### Data for this task

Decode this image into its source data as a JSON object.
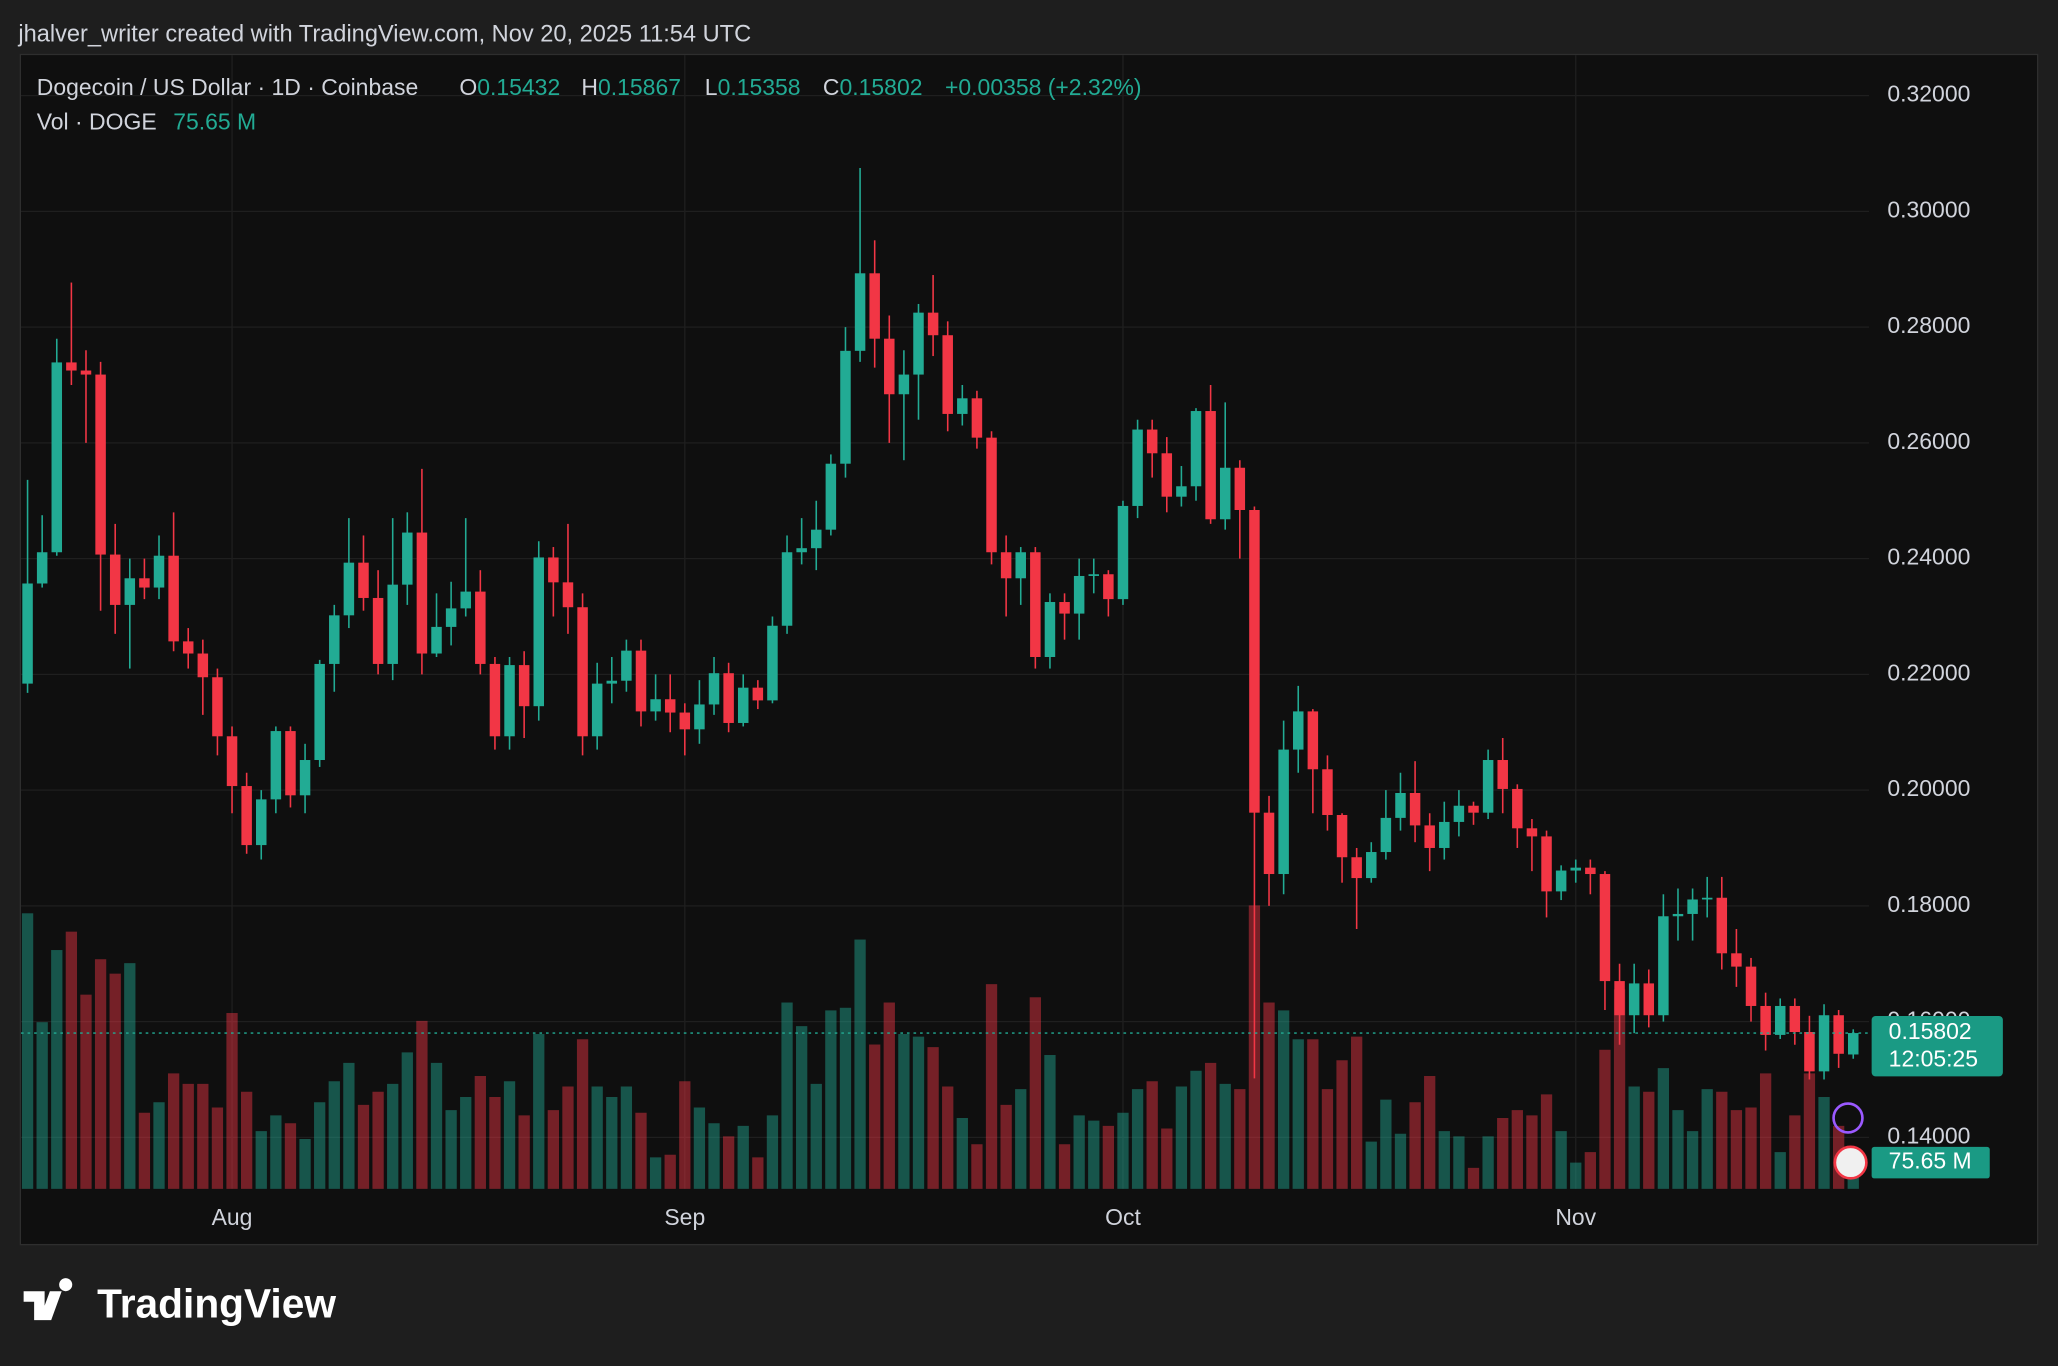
{
  "watermark": "jhalver_writer created with TradingView.com, Nov 20, 2025 11:54 UTC",
  "branding": "TradingView",
  "chart_data": {
    "type": "candlestick",
    "symbol": "Dogecoin / US Dollar · 1D · Coinbase",
    "ohlc_labels": [
      "O",
      "H",
      "L",
      "C"
    ],
    "change": "+0.00358 (+2.32%)",
    "volume_title": "Vol · DOGE",
    "last_volume_label": "75.65 M",
    "countdown": "12:05:25",
    "up_color": "#22ab94",
    "down_color": "#f23645",
    "grid": true,
    "ylim": [
      0.1311,
      0.327
    ],
    "yticks": [
      {
        "value": 0.14,
        "label": "0.14000"
      },
      {
        "value": 0.16,
        "label": "0.16000"
      },
      {
        "value": 0.18,
        "label": "0.18000"
      },
      {
        "value": 0.2,
        "label": "0.20000"
      },
      {
        "value": 0.22,
        "label": "0.22000"
      },
      {
        "value": 0.24,
        "label": "0.24000"
      },
      {
        "value": 0.26,
        "label": "0.26000"
      },
      {
        "value": 0.28,
        "label": "0.28000"
      },
      {
        "value": 0.3,
        "label": "0.30000"
      },
      {
        "value": 0.32,
        "label": "0.32000"
      }
    ],
    "categories": [
      null,
      null,
      null,
      null,
      null,
      null,
      null,
      null,
      null,
      null,
      null,
      null,
      null,
      null,
      "Aug",
      null,
      null,
      null,
      null,
      null,
      null,
      null,
      null,
      null,
      null,
      null,
      null,
      null,
      null,
      null,
      null,
      null,
      null,
      null,
      null,
      null,
      null,
      null,
      null,
      null,
      null,
      null,
      null,
      null,
      null,
      "Sep",
      null,
      null,
      null,
      null,
      null,
      null,
      null,
      null,
      null,
      null,
      null,
      null,
      null,
      null,
      null,
      null,
      null,
      null,
      null,
      null,
      null,
      null,
      null,
      null,
      null,
      null,
      null,
      null,
      null,
      "Oct",
      null,
      null,
      null,
      null,
      null,
      null,
      null,
      null,
      null,
      null,
      null,
      null,
      null,
      null,
      null,
      null,
      null,
      null,
      null,
      null,
      null,
      null,
      null,
      null,
      null,
      null,
      null,
      null,
      null,
      null,
      "Nov",
      null,
      null,
      null,
      null,
      null,
      null,
      null,
      null,
      null,
      null,
      null,
      null,
      null,
      null,
      null,
      null,
      null,
      null,
      null
    ],
    "ohlc": [
      [
        0.2184,
        0.2536,
        0.2168,
        0.2357
      ],
      [
        0.2357,
        0.2475,
        0.235,
        0.2411
      ],
      [
        0.2411,
        0.278,
        0.2405,
        0.2739
      ],
      [
        0.2739,
        0.2877,
        0.27,
        0.2725
      ],
      [
        0.2725,
        0.276,
        0.26,
        0.2718
      ],
      [
        0.2718,
        0.274,
        0.231,
        0.2407
      ],
      [
        0.2407,
        0.246,
        0.227,
        0.232
      ],
      [
        0.232,
        0.24,
        0.221,
        0.2366
      ],
      [
        0.2366,
        0.24,
        0.233,
        0.235
      ],
      [
        0.235,
        0.244,
        0.233,
        0.2405
      ],
      [
        0.2405,
        0.248,
        0.224,
        0.2257
      ],
      [
        0.2257,
        0.228,
        0.221,
        0.2236
      ],
      [
        0.2236,
        0.226,
        0.213,
        0.2195
      ],
      [
        0.2195,
        0.221,
        0.206,
        0.2093
      ],
      [
        0.2093,
        0.211,
        0.196,
        0.2007
      ],
      [
        0.2007,
        0.203,
        0.189,
        0.1905
      ],
      [
        0.1905,
        0.2,
        0.188,
        0.1984
      ],
      [
        0.1984,
        0.211,
        0.196,
        0.2102
      ],
      [
        0.2102,
        0.211,
        0.197,
        0.1991
      ],
      [
        0.1991,
        0.208,
        0.196,
        0.2052
      ],
      [
        0.2052,
        0.2225,
        0.204,
        0.2218
      ],
      [
        0.2218,
        0.232,
        0.217,
        0.2302
      ],
      [
        0.2302,
        0.247,
        0.228,
        0.2393
      ],
      [
        0.2393,
        0.244,
        0.231,
        0.2332
      ],
      [
        0.2332,
        0.238,
        0.22,
        0.2218
      ],
      [
        0.2218,
        0.247,
        0.219,
        0.2355
      ],
      [
        0.2355,
        0.248,
        0.232,
        0.2445
      ],
      [
        0.2445,
        0.2555,
        0.22,
        0.2236
      ],
      [
        0.2236,
        0.234,
        0.223,
        0.2282
      ],
      [
        0.2282,
        0.236,
        0.225,
        0.2314
      ],
      [
        0.2314,
        0.247,
        0.23,
        0.2343
      ],
      [
        0.2343,
        0.238,
        0.22,
        0.2218
      ],
      [
        0.2218,
        0.223,
        0.207,
        0.2093
      ],
      [
        0.2093,
        0.223,
        0.207,
        0.2216
      ],
      [
        0.2216,
        0.224,
        0.209,
        0.2145
      ],
      [
        0.2145,
        0.243,
        0.212,
        0.2402
      ],
      [
        0.2402,
        0.242,
        0.23,
        0.2359
      ],
      [
        0.2359,
        0.246,
        0.227,
        0.2316
      ],
      [
        0.2316,
        0.234,
        0.206,
        0.2093
      ],
      [
        0.2093,
        0.222,
        0.207,
        0.2184
      ],
      [
        0.2184,
        0.223,
        0.215,
        0.2189
      ],
      [
        0.2189,
        0.226,
        0.217,
        0.2241
      ],
      [
        0.2241,
        0.226,
        0.211,
        0.2136
      ],
      [
        0.2136,
        0.22,
        0.212,
        0.2157
      ],
      [
        0.2157,
        0.22,
        0.21,
        0.2134
      ],
      [
        0.2134,
        0.215,
        0.206,
        0.2105
      ],
      [
        0.2105,
        0.219,
        0.208,
        0.2148
      ],
      [
        0.2148,
        0.223,
        0.213,
        0.2202
      ],
      [
        0.2202,
        0.222,
        0.21,
        0.2116
      ],
      [
        0.2116,
        0.22,
        0.211,
        0.2177
      ],
      [
        0.2177,
        0.219,
        0.214,
        0.2155
      ],
      [
        0.2155,
        0.23,
        0.215,
        0.2284
      ],
      [
        0.2284,
        0.244,
        0.227,
        0.2411
      ],
      [
        0.2411,
        0.247,
        0.239,
        0.2418
      ],
      [
        0.2418,
        0.25,
        0.238,
        0.245
      ],
      [
        0.245,
        0.258,
        0.244,
        0.2564
      ],
      [
        0.2564,
        0.28,
        0.254,
        0.2759
      ],
      [
        0.2759,
        0.3075,
        0.274,
        0.2893
      ],
      [
        0.2893,
        0.295,
        0.273,
        0.278
      ],
      [
        0.278,
        0.282,
        0.26,
        0.2684
      ],
      [
        0.2684,
        0.276,
        0.257,
        0.2718
      ],
      [
        0.2718,
        0.284,
        0.264,
        0.2825
      ],
      [
        0.2825,
        0.289,
        0.275,
        0.2786
      ],
      [
        0.2786,
        0.281,
        0.262,
        0.265
      ],
      [
        0.265,
        0.27,
        0.263,
        0.2677
      ],
      [
        0.2677,
        0.269,
        0.259,
        0.2609
      ],
      [
        0.2609,
        0.262,
        0.239,
        0.2411
      ],
      [
        0.2411,
        0.244,
        0.23,
        0.2366
      ],
      [
        0.2366,
        0.242,
        0.232,
        0.2411
      ],
      [
        0.2411,
        0.242,
        0.221,
        0.223
      ],
      [
        0.223,
        0.234,
        0.221,
        0.2325
      ],
      [
        0.2325,
        0.234,
        0.226,
        0.2305
      ],
      [
        0.2305,
        0.24,
        0.226,
        0.237
      ],
      [
        0.237,
        0.24,
        0.234,
        0.2373
      ],
      [
        0.2373,
        0.238,
        0.23,
        0.233
      ],
      [
        0.233,
        0.25,
        0.232,
        0.2491
      ],
      [
        0.2491,
        0.264,
        0.247,
        0.2623
      ],
      [
        0.2623,
        0.264,
        0.254,
        0.2582
      ],
      [
        0.2582,
        0.261,
        0.248,
        0.2507
      ],
      [
        0.2507,
        0.256,
        0.249,
        0.2525
      ],
      [
        0.2525,
        0.266,
        0.25,
        0.2655
      ],
      [
        0.2655,
        0.27,
        0.246,
        0.2468
      ],
      [
        0.2468,
        0.267,
        0.245,
        0.2557
      ],
      [
        0.2557,
        0.257,
        0.24,
        0.2484
      ],
      [
        0.2484,
        0.249,
        0.1502,
        0.1961
      ],
      [
        0.1961,
        0.199,
        0.18,
        0.1855
      ],
      [
        0.1855,
        0.212,
        0.182,
        0.207
      ],
      [
        0.207,
        0.218,
        0.203,
        0.2136
      ],
      [
        0.2136,
        0.214,
        0.196,
        0.2036
      ],
      [
        0.2036,
        0.206,
        0.193,
        0.1957
      ],
      [
        0.1957,
        0.196,
        0.184,
        0.1884
      ],
      [
        0.1884,
        0.19,
        0.176,
        0.1848
      ],
      [
        0.1848,
        0.191,
        0.184,
        0.1893
      ],
      [
        0.1893,
        0.2,
        0.188,
        0.1952
      ],
      [
        0.1952,
        0.203,
        0.193,
        0.1995
      ],
      [
        0.1995,
        0.205,
        0.191,
        0.1939
      ],
      [
        0.1939,
        0.196,
        0.186,
        0.19
      ],
      [
        0.19,
        0.198,
        0.188,
        0.1945
      ],
      [
        0.1945,
        0.2,
        0.192,
        0.1973
      ],
      [
        0.1973,
        0.198,
        0.194,
        0.1961
      ],
      [
        0.1961,
        0.207,
        0.195,
        0.2052
      ],
      [
        0.2052,
        0.209,
        0.196,
        0.2002
      ],
      [
        0.2002,
        0.201,
        0.19,
        0.1934
      ],
      [
        0.1934,
        0.195,
        0.186,
        0.192
      ],
      [
        0.192,
        0.193,
        0.178,
        0.1825
      ],
      [
        0.1825,
        0.187,
        0.181,
        0.1861
      ],
      [
        0.1861,
        0.188,
        0.184,
        0.1866
      ],
      [
        0.1866,
        0.188,
        0.182,
        0.1855
      ],
      [
        0.1855,
        0.186,
        0.162,
        0.167
      ],
      [
        0.167,
        0.17,
        0.156,
        0.1611
      ],
      [
        0.1611,
        0.17,
        0.158,
        0.1666
      ],
      [
        0.1666,
        0.169,
        0.159,
        0.1611
      ],
      [
        0.1611,
        0.182,
        0.16,
        0.1782
      ],
      [
        0.1782,
        0.183,
        0.174,
        0.1786
      ],
      [
        0.1786,
        0.183,
        0.174,
        0.1811
      ],
      [
        0.1811,
        0.185,
        0.178,
        0.1814
      ],
      [
        0.1814,
        0.185,
        0.169,
        0.1718
      ],
      [
        0.1718,
        0.176,
        0.166,
        0.1695
      ],
      [
        0.1695,
        0.171,
        0.16,
        0.1627
      ],
      [
        0.1627,
        0.165,
        0.155,
        0.1577
      ],
      [
        0.1577,
        0.164,
        0.157,
        0.1627
      ],
      [
        0.1627,
        0.164,
        0.156,
        0.1582
      ],
      [
        0.1582,
        0.161,
        0.15,
        0.1514
      ],
      [
        0.1514,
        0.163,
        0.15,
        0.1611
      ],
      [
        0.1611,
        0.162,
        0.152,
        0.15444
      ],
      [
        0.15432,
        0.15867,
        0.15358,
        0.15802
      ]
    ],
    "volume": [
      1050,
      635,
      910,
      980,
      740,
      875,
      820,
      860,
      290,
      330,
      440,
      400,
      400,
      310,
      670,
      370,
      220,
      280,
      250,
      190,
      330,
      410,
      480,
      320,
      370,
      400,
      520,
      640,
      480,
      300,
      350,
      430,
      350,
      410,
      280,
      590,
      300,
      390,
      570,
      390,
      350,
      390,
      290,
      120,
      130,
      410,
      310,
      250,
      200,
      240,
      120,
      280,
      710,
      620,
      400,
      680,
      690,
      950,
      550,
      710,
      590,
      580,
      540,
      390,
      270,
      170,
      780,
      320,
      380,
      730,
      510,
      170,
      280,
      260,
      240,
      290,
      380,
      410,
      230,
      390,
      450,
      480,
      400,
      380,
      1080,
      710,
      680,
      570,
      570,
      380,
      490,
      580,
      180,
      340,
      210,
      330,
      430,
      220,
      200,
      80,
      200,
      270,
      300,
      280,
      360,
      220,
      100,
      140,
      530,
      760,
      390,
      370,
      460,
      300,
      220,
      380,
      370,
      300,
      310,
      440,
      140,
      280,
      440,
      350,
      240,
      75.65
    ]
  }
}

######

Written task:
Return each full line of the entries that contains the word "value".

Correct result:
        "value": 0.14,
        "value": 0.16,
        "value": 0.18,
        "value": 0.2,
        "value": 0.22,
        "value": 0.24,
        "value": 0.26,
        "value": 0.28,
        "value": 0.3,
        "value": 0.32,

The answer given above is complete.